§ **Request**: From the entries below, gather each line containing the word "this".
--- start of Excerpted data ---
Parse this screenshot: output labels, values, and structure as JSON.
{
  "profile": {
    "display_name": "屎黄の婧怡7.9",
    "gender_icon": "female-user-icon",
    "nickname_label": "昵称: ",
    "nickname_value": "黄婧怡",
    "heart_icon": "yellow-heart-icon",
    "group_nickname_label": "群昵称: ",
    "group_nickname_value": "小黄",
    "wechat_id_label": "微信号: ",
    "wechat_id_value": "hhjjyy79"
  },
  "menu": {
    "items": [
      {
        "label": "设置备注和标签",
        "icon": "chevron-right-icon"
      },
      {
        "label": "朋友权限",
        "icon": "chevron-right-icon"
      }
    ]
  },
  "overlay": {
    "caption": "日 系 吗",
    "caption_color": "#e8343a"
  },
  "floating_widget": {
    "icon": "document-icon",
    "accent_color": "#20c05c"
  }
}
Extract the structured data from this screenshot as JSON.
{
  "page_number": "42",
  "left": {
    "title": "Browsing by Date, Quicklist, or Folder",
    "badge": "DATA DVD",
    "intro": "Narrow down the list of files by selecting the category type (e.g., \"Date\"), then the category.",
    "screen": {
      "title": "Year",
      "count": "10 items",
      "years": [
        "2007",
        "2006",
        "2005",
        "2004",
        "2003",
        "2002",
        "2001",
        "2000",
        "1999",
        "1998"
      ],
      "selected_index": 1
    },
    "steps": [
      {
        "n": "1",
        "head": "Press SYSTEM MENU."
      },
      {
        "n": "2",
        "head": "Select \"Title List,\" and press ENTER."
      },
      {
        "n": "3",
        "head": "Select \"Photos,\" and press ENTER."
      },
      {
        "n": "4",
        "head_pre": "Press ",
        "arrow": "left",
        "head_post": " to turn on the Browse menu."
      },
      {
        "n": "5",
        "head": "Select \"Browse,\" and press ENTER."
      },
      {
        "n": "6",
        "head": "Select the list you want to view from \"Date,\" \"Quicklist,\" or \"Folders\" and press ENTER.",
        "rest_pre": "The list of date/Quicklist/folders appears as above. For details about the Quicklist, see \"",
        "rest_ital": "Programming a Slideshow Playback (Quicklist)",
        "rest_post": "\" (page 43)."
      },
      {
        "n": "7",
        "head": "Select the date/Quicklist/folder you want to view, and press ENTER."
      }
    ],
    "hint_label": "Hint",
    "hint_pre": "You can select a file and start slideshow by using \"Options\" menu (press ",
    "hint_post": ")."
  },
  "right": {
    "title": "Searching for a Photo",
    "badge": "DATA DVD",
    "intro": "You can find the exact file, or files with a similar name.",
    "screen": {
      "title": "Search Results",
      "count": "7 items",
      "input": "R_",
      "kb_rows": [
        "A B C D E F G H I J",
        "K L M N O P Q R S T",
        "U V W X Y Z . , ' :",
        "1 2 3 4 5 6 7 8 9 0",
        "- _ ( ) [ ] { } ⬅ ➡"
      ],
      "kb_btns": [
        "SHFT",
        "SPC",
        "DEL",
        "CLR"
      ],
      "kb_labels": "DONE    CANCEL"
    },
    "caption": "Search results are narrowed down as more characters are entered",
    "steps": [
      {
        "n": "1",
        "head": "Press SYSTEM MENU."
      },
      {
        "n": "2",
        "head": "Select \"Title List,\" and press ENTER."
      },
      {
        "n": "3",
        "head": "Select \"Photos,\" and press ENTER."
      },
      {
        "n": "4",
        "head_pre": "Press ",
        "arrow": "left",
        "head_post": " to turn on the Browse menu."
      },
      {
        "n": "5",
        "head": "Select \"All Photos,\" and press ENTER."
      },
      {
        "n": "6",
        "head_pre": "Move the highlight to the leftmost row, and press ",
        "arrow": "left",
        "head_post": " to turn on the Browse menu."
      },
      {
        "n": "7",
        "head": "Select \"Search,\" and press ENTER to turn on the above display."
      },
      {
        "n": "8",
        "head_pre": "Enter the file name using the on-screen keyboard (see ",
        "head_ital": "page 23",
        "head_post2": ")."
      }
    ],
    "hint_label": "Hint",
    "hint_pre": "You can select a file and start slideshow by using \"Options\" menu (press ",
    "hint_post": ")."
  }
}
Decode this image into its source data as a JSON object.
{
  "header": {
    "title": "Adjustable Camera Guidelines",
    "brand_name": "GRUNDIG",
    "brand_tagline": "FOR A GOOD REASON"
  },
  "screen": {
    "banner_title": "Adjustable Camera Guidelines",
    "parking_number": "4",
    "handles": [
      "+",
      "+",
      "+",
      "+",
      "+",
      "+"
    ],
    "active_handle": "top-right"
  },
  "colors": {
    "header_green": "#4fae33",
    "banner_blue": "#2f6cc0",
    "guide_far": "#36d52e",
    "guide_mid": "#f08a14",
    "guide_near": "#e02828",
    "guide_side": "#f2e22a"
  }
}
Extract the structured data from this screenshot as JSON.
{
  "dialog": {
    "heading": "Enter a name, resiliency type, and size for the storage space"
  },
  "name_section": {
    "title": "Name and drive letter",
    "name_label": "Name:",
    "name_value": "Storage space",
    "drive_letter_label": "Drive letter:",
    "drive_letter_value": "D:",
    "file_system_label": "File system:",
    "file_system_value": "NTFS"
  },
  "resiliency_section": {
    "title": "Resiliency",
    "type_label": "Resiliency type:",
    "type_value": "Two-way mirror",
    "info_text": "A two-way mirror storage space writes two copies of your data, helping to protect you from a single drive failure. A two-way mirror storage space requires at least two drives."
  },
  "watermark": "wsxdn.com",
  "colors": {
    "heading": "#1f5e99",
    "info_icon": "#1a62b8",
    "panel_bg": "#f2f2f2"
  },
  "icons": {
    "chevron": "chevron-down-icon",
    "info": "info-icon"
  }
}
--- end of Excerpted data ---
§ **Final result**:
Parse this screenshot: output labels, values, and structure as JSON.
Extract the structured data from this screenshot as JSON.
Decode this image into its source data as a JSON object.
Extract the structured data from this screenshot as JSON.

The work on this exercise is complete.